── GIVEN ENTRIES ──

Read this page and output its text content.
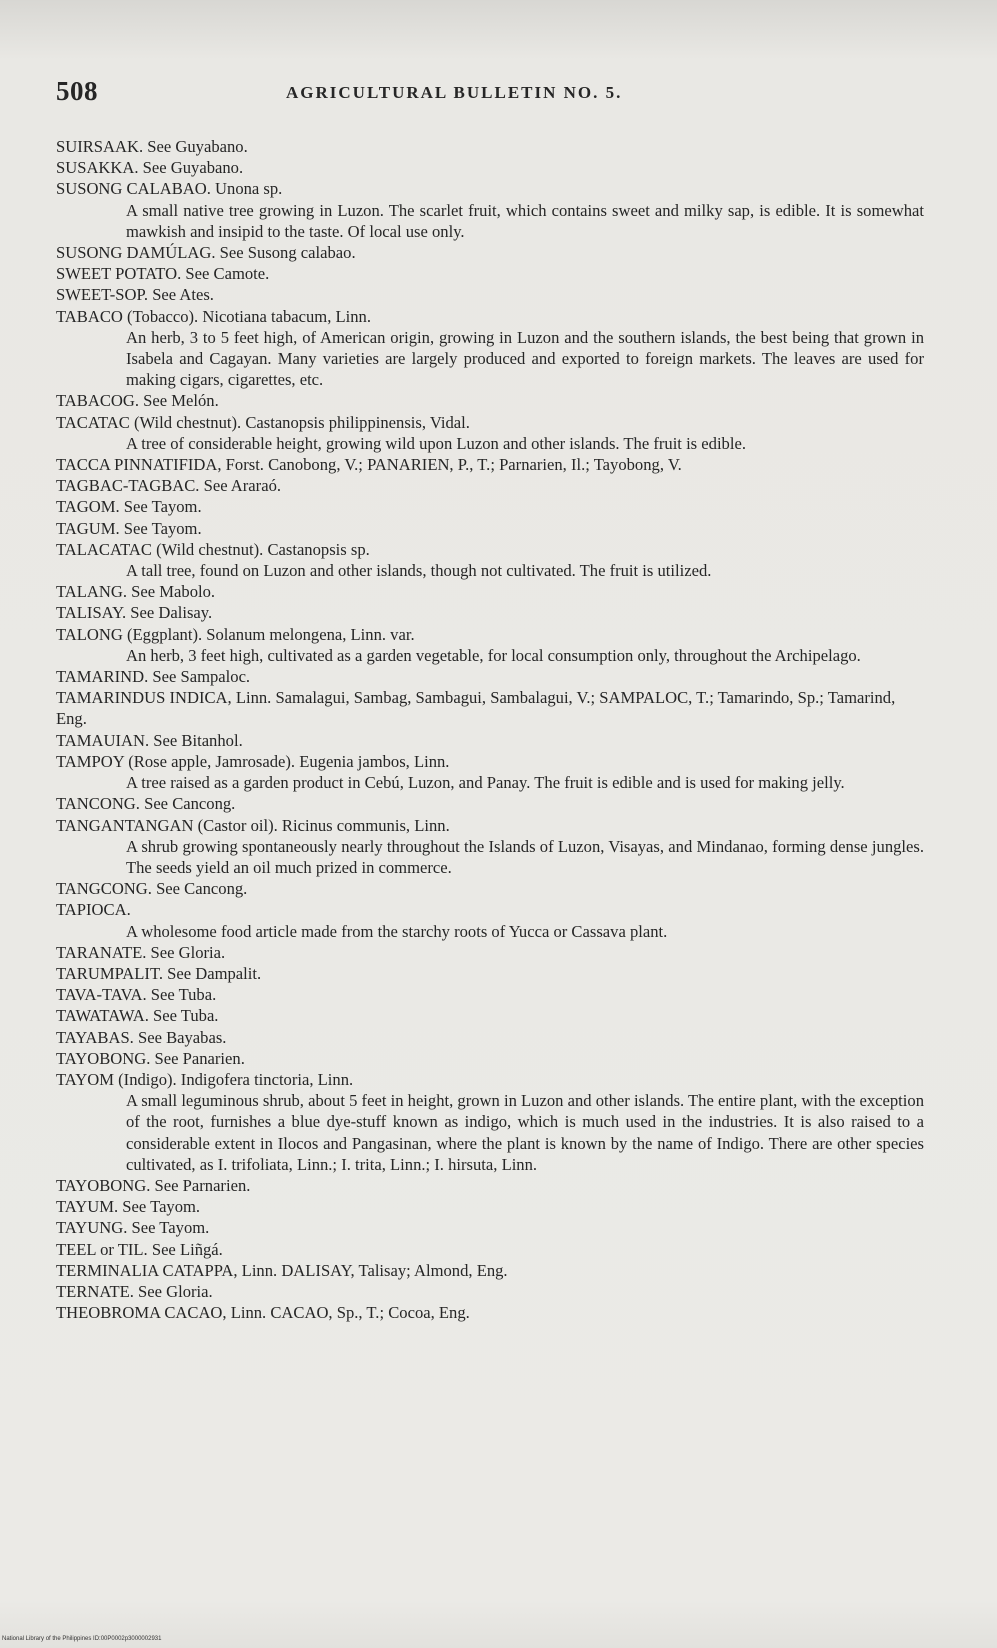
508	AGRICULTURAL BULLETIN NO. 5.
SUIRSAAK. See Guyabano.
SUSAKKA. See Guyabano.
SUSONG CALABAO. Unona sp.
A small native tree growing in Luzon. The scarlet fruit, which contains sweet and milky sap, is edible. It is somewhat mawkish and insipid to the taste. Of local use only.
SUSONG DAMÚLAG. See Susong calabao.
SWEET POTATO. See Camote.
SWEET-SOP. See Ates.
TABACO (Tobacco). Nicotiana tabacum, Linn.
An herb, 3 to 5 feet high, of American origin, growing in Luzon and the southern islands, the best being that grown in Isabela and Cagayan. Many varieties are largely produced and exported to foreign markets. The leaves are used for making cigars, cigarettes, etc.
TABACOG. See Melón.
TACATAC (Wild chestnut). Castanopsis philippinensis, Vidal.
A tree of considerable height, growing wild upon Luzon and other islands. The fruit is edible.
TACCA PINNATIFIDA, Forst. Canobong, V.; PANARIEN, P., T.; Parnarien, Il.; Tayobong, V.
TAGBAC-TAGBAC. See Araraó.
TAGOM. See Tayom.
TAGUM. See Tayom.
TALACATAC (Wild chestnut). Castanopsis sp.
A tall tree, found on Luzon and other islands, though not cultivated. The fruit is utilized.
TALANG. See Mabolo.
TALISAY. See Dalisay.
TALONG (Eggplant). Solanum melongena, Linn. var.
An herb, 3 feet high, cultivated as a garden vegetable, for local consumption only, throughout the Archipelago.
TAMARIND. See Sampaloc.
TAMARINDUS INDICA, Linn. Samalagui, Sambag, Sambagui, Sambalagui, V.; SAMPALOC, T.; Tamarindo, Sp.; Tamarind, Eng.
TAMAUIAN. See Bitanhol.
TAMPOY (Rose apple, Jamrosade). Eugenia jambos, Linn.
A tree raised as a garden product in Cebú, Luzon, and Panay. The fruit is edible and is used for making jelly.
TANCONG. See Cancong.
TANGANTANGAN (Castor oil). Ricinus communis, Linn.
A shrub growing spontaneously nearly throughout the Islands of Luzon, Visayas, and Mindanao, forming dense jungles. The seeds yield an oil much prized in commerce.
TANGCONG. See Cancong.
TAPIOCA.
A wholesome food article made from the starchy roots of Yucca or Cassava plant.
TARANATE. See Gloria.
TARUMPALIT. See Dampalit.
TAVA-TAVA. See Tuba.
TAWATAWA. See Tuba.
TAYABAS. See Bayabas.
TAYOBONG. See Panarien.
TAYOM (Indigo). Indigofera tinctoria, Linn.
A small leguminous shrub, about 5 feet in height, grown in Luzon and other islands. The entire plant, with the exception of the root, furnishes a blue dye-stuff known as indigo, which is much used in the industries. It is also raised to a considerable extent in Ilocos and Pangasinan, where the plant is known by the name of Indigo. There are other species cultivated, as I. trifoliata, Linn.; I. trita, Linn.; I. hirsuta, Linn.
TAYOBONG. See Parnarien.
TAYUM. See Tayom.
TAYUNG. See Tayom.
TEEL or TIL. See Liñgá.
TERMINALIA CATAPPA, Linn. DALISAY, Talisay; Almond, Eng.
TERNATE. See Gloria.
THEOBROMA CACAO, Linn. CACAO, Sp., T.; Cocoa, Eng.
National Library of the Philippines ID:00P0002p3000002931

───

Search the lines above for the string "herb" and copy each line that has it.

* [SOLUTION FOR THIS TASK]:
An herb, 3 to 5 feet high, of American origin, growing in Luzon and the southern islands, the best being that grown in Isabela and Cagayan. Many varieties are largely produced and exported to foreign markets. The leaves are used for making cigars, cigarettes, etc.
An herb, 3 feet high, cultivated as a garden vegetable, for local consumption only, throughout the Archipelago.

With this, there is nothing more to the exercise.